** START OF Given entries **

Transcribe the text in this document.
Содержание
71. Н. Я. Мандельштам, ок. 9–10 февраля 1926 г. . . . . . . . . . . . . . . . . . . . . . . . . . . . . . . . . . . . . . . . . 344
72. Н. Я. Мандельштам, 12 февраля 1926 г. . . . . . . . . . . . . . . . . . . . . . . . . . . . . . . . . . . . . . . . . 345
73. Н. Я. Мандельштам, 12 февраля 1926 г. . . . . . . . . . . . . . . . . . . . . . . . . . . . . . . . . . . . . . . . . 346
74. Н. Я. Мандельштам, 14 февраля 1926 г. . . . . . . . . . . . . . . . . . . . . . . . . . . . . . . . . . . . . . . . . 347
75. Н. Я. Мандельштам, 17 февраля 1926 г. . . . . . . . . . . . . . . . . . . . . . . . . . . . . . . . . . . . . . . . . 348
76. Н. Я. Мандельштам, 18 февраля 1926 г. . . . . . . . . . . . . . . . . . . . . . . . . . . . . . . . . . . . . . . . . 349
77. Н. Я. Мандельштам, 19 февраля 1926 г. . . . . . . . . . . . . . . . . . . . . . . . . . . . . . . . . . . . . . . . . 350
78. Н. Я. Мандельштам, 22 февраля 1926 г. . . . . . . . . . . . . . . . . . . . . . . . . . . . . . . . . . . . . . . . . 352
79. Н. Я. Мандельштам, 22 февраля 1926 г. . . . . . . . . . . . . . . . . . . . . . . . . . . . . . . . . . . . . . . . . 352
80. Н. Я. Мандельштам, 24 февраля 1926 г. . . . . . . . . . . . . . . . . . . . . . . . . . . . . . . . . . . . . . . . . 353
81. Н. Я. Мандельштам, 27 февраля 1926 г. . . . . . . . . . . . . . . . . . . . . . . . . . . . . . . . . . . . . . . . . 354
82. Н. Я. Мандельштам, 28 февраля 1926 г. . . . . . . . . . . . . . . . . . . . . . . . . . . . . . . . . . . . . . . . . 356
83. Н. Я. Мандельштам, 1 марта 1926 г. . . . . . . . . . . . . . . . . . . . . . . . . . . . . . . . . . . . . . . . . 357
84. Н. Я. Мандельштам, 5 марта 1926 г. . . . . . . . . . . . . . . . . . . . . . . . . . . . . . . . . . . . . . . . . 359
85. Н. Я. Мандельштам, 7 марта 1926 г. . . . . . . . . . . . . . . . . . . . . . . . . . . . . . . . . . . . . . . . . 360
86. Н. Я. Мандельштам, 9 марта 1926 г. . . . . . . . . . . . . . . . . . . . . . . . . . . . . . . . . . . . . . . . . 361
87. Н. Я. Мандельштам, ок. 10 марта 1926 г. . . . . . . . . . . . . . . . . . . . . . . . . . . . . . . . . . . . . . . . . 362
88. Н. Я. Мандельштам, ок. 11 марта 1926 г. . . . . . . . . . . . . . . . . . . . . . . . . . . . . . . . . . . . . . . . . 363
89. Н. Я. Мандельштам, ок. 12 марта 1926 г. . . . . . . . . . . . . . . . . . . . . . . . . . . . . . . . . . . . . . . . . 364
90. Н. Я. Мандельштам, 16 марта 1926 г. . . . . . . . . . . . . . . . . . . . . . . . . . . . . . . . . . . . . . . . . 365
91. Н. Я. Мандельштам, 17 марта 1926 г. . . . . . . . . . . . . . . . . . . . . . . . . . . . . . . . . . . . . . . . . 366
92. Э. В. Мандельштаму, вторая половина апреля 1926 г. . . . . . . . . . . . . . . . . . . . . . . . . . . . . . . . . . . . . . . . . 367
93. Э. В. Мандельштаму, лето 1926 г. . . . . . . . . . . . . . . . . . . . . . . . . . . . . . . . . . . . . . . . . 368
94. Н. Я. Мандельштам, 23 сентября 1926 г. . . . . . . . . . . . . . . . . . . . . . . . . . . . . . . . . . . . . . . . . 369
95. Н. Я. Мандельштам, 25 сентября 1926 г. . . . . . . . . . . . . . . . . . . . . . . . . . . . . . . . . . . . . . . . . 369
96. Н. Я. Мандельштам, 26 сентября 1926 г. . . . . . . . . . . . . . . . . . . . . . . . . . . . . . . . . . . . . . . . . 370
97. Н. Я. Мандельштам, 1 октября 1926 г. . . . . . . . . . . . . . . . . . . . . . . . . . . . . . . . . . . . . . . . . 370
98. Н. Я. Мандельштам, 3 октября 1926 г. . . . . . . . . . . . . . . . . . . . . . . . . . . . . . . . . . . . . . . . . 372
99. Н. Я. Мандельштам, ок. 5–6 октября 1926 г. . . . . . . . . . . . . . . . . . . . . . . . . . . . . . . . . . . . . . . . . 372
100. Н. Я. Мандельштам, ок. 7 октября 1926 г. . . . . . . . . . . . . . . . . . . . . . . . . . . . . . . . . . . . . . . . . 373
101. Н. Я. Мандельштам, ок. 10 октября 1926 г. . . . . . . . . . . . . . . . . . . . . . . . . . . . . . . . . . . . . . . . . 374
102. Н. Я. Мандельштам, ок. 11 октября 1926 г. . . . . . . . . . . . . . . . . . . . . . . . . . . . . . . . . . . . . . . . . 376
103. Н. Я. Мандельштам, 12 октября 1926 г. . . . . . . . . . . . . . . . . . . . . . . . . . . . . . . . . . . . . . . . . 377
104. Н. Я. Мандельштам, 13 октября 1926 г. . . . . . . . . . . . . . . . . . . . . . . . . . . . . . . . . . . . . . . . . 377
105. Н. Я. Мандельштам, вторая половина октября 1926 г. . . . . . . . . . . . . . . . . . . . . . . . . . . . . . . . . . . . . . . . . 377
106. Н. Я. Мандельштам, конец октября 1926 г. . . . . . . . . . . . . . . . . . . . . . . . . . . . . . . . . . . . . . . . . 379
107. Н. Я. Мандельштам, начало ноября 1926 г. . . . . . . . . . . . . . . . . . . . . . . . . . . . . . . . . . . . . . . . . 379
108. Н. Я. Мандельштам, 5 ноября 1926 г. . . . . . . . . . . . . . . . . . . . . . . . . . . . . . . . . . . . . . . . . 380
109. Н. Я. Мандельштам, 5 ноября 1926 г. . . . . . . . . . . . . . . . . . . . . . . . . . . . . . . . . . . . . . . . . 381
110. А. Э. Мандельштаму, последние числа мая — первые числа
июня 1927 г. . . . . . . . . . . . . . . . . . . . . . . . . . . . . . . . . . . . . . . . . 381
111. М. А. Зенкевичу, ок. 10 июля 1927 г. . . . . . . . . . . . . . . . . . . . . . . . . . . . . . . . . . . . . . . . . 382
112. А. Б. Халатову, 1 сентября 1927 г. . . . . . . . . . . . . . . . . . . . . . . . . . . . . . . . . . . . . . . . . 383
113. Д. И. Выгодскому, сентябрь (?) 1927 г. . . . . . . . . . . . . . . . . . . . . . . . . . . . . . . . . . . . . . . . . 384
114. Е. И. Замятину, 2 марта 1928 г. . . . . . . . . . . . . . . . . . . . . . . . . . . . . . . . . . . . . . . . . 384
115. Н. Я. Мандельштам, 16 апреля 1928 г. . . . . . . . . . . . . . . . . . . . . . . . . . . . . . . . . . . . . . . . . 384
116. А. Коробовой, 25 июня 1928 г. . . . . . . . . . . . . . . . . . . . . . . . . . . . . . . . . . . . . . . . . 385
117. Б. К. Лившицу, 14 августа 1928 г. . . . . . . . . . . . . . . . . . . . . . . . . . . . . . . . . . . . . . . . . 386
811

** END OF Given entries **

Output the whole listing above again, word for word.

▸ Finished exercise
Transcribe the text in this document.
Содержание
71. Н. Я. Мандельштам, ок. 9–10 февраля 1926 г. . . . . . . . . . . . . . . . . . . . . . . . . . . . . . . . . . . . . . . . . 344
72. Н. Я. Мандельштам, 12 февраля 1926 г. . . . . . . . . . . . . . . . . . . . . . . . . . . . . . . . . . . . . . . . . 345
73. Н. Я. Мандельштам, 12 февраля 1926 г. . . . . . . . . . . . . . . . . . . . . . . . . . . . . . . . . . . . . . . . . 346
74. Н. Я. Мандельштам, 14 февраля 1926 г. . . . . . . . . . . . . . . . . . . . . . . . . . . . . . . . . . . . . . . . . 347
75. Н. Я. Мандельштам, 17 февраля 1926 г. . . . . . . . . . . . . . . . . . . . . . . . . . . . . . . . . . . . . . . . . 348
76. Н. Я. Мандельштам, 18 февраля 1926 г. . . . . . . . . . . . . . . . . . . . . . . . . . . . . . . . . . . . . . . . . 349
77. Н. Я. Мандельштам, 19 февраля 1926 г. . . . . . . . . . . . . . . . . . . . . . . . . . . . . . . . . . . . . . . . . 350
78. Н. Я. Мандельштам, 22 февраля 1926 г. . . . . . . . . . . . . . . . . . . . . . . . . . . . . . . . . . . . . . . . . 352
79. Н. Я. Мандельштам, 22 февраля 1926 г. . . . . . . . . . . . . . . . . . . . . . . . . . . . . . . . . . . . . . . . . 352
80. Н. Я. Мандельштам, 24 февраля 1926 г. . . . . . . . . . . . . . . . . . . . . . . . . . . . . . . . . . . . . . . . . 353
81. Н. Я. Мандельштам, 27 февраля 1926 г. . . . . . . . . . . . . . . . . . . . . . . . . . . . . . . . . . . . . . . . . 354
82. Н. Я. Мандельштам, 28 февраля 1926 г. . . . . . . . . . . . . . . . . . . . . . . . . . . . . . . . . . . . . . . . . 356
83. Н. Я. Мандельштам, 1 марта 1926 г. . . . . . . . . . . . . . . . . . . . . . . . . . . . . . . . . . . . . . . . . 357
84. Н. Я. Мандельштам, 5 марта 1926 г. . . . . . . . . . . . . . . . . . . . . . . . . . . . . . . . . . . . . . . . . 359
85. Н. Я. Мандельштам, 7 марта 1926 г. . . . . . . . . . . . . . . . . . . . . . . . . . . . . . . . . . . . . . . . . 360
86. Н. Я. Мандельштам, 9 марта 1926 г. . . . . . . . . . . . . . . . . . . . . . . . . . . . . . . . . . . . . . . . . 361
87. Н. Я. Мандельштам, ок. 10 марта 1926 г. . . . . . . . . . . . . . . . . . . . . . . . . . . . . . . . . . . . . . . . . 362
88. Н. Я. Мандельштам, ок. 11 марта 1926 г. . . . . . . . . . . . . . . . . . . . . . . . . . . . . . . . . . . . . . . . . 363
89. Н. Я. Мандельштам, ок. 12 марта 1926 г. . . . . . . . . . . . . . . . . . . . . . . . . . . . . . . . . . . . . . . . . 364
90. Н. Я. Мандельштам, 16 марта 1926 г. . . . . . . . . . . . . . . . . . . . . . . . . . . . . . . . . . . . . . . . . 365
91. Н. Я. Мандельштам, 17 марта 1926 г. . . . . . . . . . . . . . . . . . . . . . . . . . . . . . . . . . . . . . . . . 366
92. Э. В. Мандельштаму, вторая половина апреля 1926 г. . . . . . . . . . . . . . . . . . . . . . . . . . . . . . . . . . . . . . . . . 367
93. Э. В. Мандельштаму, лето 1926 г. . . . . . . . . . . . . . . . . . . . . . . . . . . . . . . . . . . . . . . . . 368
94. Н. Я. Мандельштам, 23 сентября 1926 г. . . . . . . . . . . . . . . . . . . . . . . . . . . . . . . . . . . . . . . . . 369
95. Н. Я. Мандельштам, 25 сентября 1926 г. . . . . . . . . . . . . . . . . . . . . . . . . . . . . . . . . . . . . . . . . 369
96. Н. Я. Мандельштам, 26 сентября 1926 г. . . . . . . . . . . . . . . . . . . . . . . . . . . . . . . . . . . . . . . . . 370
97. Н. Я. Мандельштам, 1 октября 1926 г. . . . . . . . . . . . . . . . . . . . . . . . . . . . . . . . . . . . . . . . . 370
98. Н. Я. Мандельштам, 3 октября 1926 г. . . . . . . . . . . . . . . . . . . . . . . . . . . . . . . . . . . . . . . . . 372
99. Н. Я. Мандельштам, ок. 5–6 октября 1926 г. . . . . . . . . . . . . . . . . . . . . . . . . . . . . . . . . . . . . . . . . 372
100. Н. Я. Мандельштам, ок. 7 октября 1926 г. . . . . . . . . . . . . . . . . . . . . . . . . . . . . . . . . . . . . . . . . 373
101. Н. Я. Мандельштам, ок. 10 октября 1926 г. . . . . . . . . . . . . . . . . . . . . . . . . . . . . . . . . . . . . . . . . 374
102. Н. Я. Мандельштам, ок. 11 октября 1926 г. . . . . . . . . . . . . . . . . . . . . . . . . . . . . . . . . . . . . . . . . 376
103. Н. Я. Мандельштам, 12 октября 1926 г. . . . . . . . . . . . . . . . . . . . . . . . . . . . . . . . . . . . . . . . . 377
104. Н. Я. Мандельштам, 13 октября 1926 г. . . . . . . . . . . . . . . . . . . . . . . . . . . . . . . . . . . . . . . . . 377
105. Н. Я. Мандельштам, вторая половина октября 1926 г. . . . . . . . . . . . . . . . . . . . . . . . . . . . . . . . . . . . . . . . . 377
106. Н. Я. Мандельштам, конец октября 1926 г. . . . . . . . . . . . . . . . . . . . . . . . . . . . . . . . . . . . . . . . . 379
107. Н. Я. Мандельштам, начало ноября 1926 г. . . . . . . . . . . . . . . . . . . . . . . . . . . . . . . . . . . . . . . . . 379
108. Н. Я. Мандельштам, 5 ноября 1926 г. . . . . . . . . . . . . . . . . . . . . . . . . . . . . . . . . . . . . . . . . 380
109. Н. Я. Мандельштам, 5 ноября 1926 г. . . . . . . . . . . . . . . . . . . . . . . . . . . . . . . . . . . . . . . . . 381
110. А. Э. Мандельштаму, последние числа мая — первые числа
июня 1927 г. . . . . . . . . . . . . . . . . . . . . . . . . . . . . . . . . . . . . . . . . 381
111. М. А. Зенкевичу, ок. 10 июля 1927 г. . . . . . . . . . . . . . . . . . . . . . . . . . . . . . . . . . . . . . . . . 382
112. А. Б. Халатову, 1 сентября 1927 г. . . . . . . . . . . . . . . . . . . . . . . . . . . . . . . . . . . . . . . . . 383
113. Д. И. Выгодскому, сентябрь (?) 1927 г. . . . . . . . . . . . . . . . . . . . . . . . . . . . . . . . . . . . . . . . . 384
114. Е. И. Замятину, 2 марта 1928 г. . . . . . . . . . . . . . . . . . . . . . . . . . . . . . . . . . . . . . . . . 384
115. Н. Я. Мандельштам, 16 апреля 1928 г. . . . . . . . . . . . . . . . . . . . . . . . . . . . . . . . . . . . . . . . . 384
116. А. Коробовой, 25 июня 1928 г. . . . . . . . . . . . . . . . . . . . . . . . . . . . . . . . . . . . . . . . . 385
117. Б. К. Лившицу, 14 августа 1928 г. . . . . . . . . . . . . . . . . . . . . . . . . . . . . . . . . . . . . . . . . 386
811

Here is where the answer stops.